» YOUR OBJECTIVE: Wherever the word "destra" appears in the entries, copy the whole line.

» RECORD EXCERPTS:
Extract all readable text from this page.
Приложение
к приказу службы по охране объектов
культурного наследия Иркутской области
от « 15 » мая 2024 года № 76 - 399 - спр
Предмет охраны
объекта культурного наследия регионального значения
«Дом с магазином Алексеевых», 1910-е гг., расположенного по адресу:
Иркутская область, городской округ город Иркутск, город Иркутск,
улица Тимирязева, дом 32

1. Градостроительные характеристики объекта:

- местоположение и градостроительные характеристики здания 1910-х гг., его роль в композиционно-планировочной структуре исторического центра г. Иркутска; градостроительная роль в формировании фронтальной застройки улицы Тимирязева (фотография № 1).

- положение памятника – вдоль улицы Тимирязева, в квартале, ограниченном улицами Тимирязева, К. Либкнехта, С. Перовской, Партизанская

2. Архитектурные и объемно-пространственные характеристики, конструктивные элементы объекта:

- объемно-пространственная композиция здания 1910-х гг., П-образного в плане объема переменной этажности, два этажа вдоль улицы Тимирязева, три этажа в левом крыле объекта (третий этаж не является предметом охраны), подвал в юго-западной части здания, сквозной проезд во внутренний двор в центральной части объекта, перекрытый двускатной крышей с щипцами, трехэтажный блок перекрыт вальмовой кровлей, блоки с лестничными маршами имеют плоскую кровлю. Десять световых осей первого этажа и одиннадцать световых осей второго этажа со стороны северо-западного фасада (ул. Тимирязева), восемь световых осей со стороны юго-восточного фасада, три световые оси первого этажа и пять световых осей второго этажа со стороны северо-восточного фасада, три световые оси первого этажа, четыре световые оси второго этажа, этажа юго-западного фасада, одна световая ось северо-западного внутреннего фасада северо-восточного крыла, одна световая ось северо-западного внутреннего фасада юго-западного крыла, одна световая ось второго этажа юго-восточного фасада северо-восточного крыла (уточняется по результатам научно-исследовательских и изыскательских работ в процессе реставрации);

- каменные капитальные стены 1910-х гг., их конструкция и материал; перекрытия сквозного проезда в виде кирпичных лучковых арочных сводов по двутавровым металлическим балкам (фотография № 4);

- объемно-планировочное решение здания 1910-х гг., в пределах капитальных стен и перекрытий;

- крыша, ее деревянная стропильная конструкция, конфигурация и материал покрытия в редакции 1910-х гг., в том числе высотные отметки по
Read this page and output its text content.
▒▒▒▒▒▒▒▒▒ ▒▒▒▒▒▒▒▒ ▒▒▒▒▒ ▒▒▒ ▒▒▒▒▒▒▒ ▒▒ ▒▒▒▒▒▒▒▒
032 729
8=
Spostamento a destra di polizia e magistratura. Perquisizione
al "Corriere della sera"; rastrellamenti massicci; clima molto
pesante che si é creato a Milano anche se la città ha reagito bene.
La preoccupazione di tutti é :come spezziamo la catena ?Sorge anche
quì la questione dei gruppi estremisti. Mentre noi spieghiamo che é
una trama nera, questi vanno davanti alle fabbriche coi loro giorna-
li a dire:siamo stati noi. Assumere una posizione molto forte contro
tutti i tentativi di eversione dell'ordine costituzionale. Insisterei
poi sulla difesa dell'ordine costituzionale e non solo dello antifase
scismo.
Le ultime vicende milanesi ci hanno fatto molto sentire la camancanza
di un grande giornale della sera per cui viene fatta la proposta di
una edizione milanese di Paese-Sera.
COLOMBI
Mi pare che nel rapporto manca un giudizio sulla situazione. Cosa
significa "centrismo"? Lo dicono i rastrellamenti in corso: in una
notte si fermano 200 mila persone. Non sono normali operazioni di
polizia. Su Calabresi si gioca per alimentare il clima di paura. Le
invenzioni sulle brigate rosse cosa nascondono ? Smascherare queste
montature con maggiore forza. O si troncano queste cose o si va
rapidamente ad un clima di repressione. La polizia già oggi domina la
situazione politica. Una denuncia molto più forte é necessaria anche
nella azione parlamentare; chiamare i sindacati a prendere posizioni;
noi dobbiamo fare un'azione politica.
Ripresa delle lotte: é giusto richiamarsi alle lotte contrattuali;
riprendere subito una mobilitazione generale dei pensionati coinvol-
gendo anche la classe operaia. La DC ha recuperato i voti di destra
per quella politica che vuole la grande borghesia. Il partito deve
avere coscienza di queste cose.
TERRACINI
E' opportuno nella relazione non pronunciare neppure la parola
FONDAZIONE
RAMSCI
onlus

» TASK SOLUTION:
Spostamento a destra di polizia e magistratura. Perquisizione
gendo anche la classe operaia. La DC ha recuperato i voti di destra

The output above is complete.